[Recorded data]
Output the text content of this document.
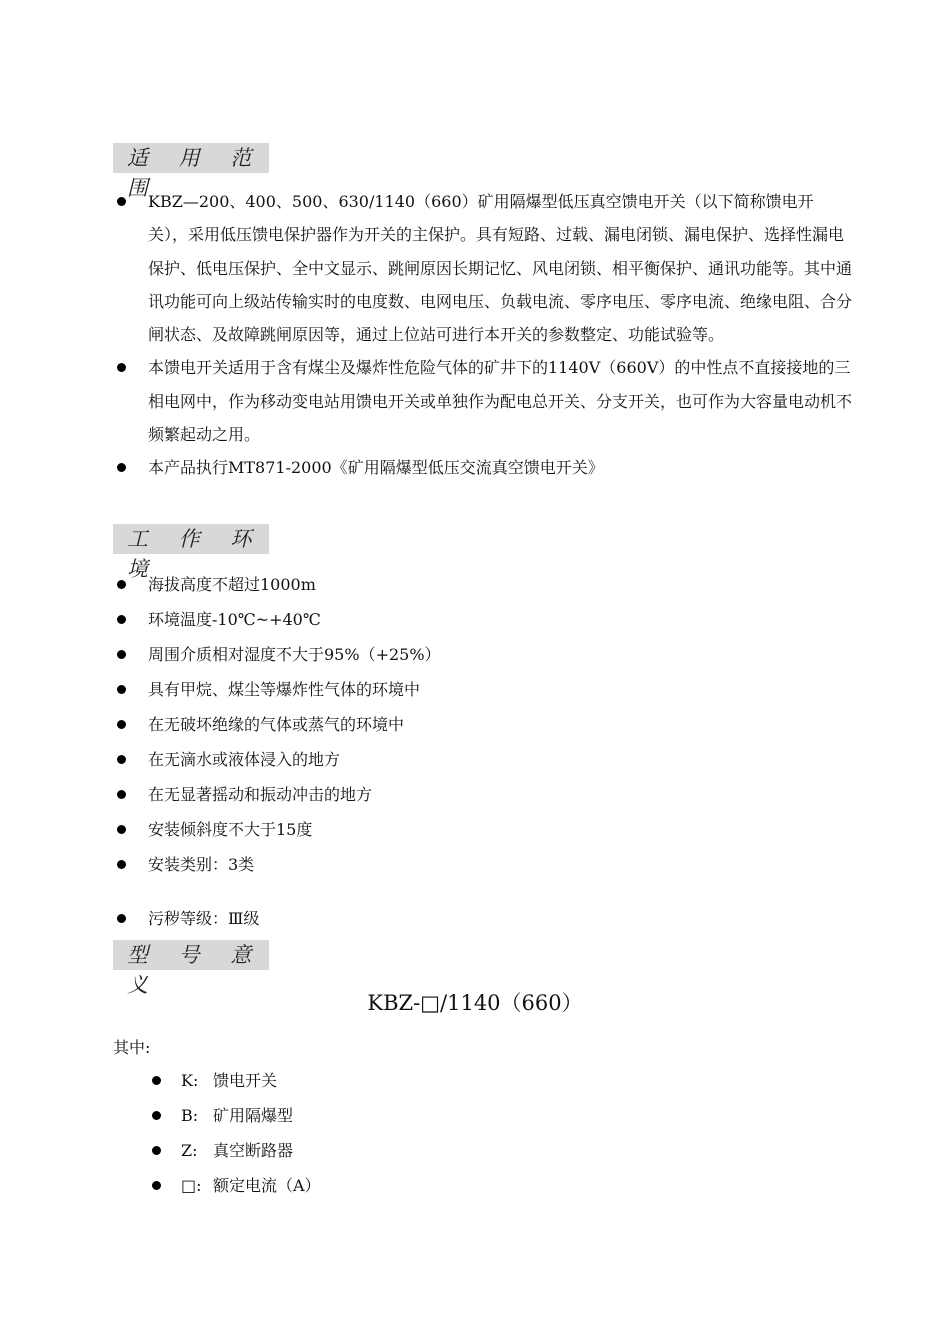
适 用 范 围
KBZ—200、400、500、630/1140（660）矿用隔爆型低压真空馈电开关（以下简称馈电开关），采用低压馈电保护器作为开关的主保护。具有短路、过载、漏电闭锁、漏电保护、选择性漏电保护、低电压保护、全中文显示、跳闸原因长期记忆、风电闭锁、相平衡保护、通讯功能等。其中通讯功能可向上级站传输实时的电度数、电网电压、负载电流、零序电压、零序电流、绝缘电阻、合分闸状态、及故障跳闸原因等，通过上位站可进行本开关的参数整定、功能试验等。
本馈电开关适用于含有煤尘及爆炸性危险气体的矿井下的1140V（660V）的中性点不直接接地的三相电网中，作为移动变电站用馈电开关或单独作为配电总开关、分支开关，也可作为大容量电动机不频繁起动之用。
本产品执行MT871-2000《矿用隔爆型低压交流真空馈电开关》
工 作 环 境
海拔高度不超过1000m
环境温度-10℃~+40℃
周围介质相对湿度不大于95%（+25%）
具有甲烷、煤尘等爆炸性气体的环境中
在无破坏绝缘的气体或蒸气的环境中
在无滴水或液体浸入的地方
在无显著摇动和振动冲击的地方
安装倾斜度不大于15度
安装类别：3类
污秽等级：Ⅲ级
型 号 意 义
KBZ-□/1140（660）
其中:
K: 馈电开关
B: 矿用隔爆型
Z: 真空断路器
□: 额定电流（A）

YOUR GOAL –
Reproduce every record above exactly, but leave out the pictures.

TASK ANSWER –
Output the text content of this document.
适 用 范 围
KBZ—200、400、500、630/1140（660）矿用隔爆型低压真空馈电开关（以下简称馈电开关），采用低压馈电保护器作为开关的主保护。具有短路、过载、漏电闭锁、漏电保护、选择性漏电保护、低电压保护、全中文显示、跳闸原因长期记忆、风电闭锁、相平衡保护、通讯功能等。其中通讯功能可向上级站传输实时的电度数、电网电压、负载电流、零序电压、零序电流、绝缘电阻、合分闸状态、及故障跳闸原因等，通过上位站可进行本开关的参数整定、功能试验等。
本馈电开关适用于含有煤尘及爆炸性危险气体的矿井下的1140V（660V）的中性点不直接接地的三相电网中，作为移动变电站用馈电开关或单独作为配电总开关、分支开关，也可作为大容量电动机不频繁起动之用。
本产品执行MT871-2000《矿用隔爆型低压交流真空馈电开关》
工 作 环 境
海拔高度不超过1000m
环境温度-10℃~+40℃
周围介质相对湿度不大于95%（+25%）
具有甲烷、煤尘等爆炸性气体的环境中
在无破坏绝缘的气体或蒸气的环境中
在无滴水或液体浸入的地方
在无显著摇动和振动冲击的地方
安装倾斜度不大于15度
安装类别：3类
污秽等级：Ⅲ级
型 号 意 义
KBZ-□/1140（660）
其中:
K: 馈电开关
B: 矿用隔爆型
Z: 真空断路器
□: 额定电流（A）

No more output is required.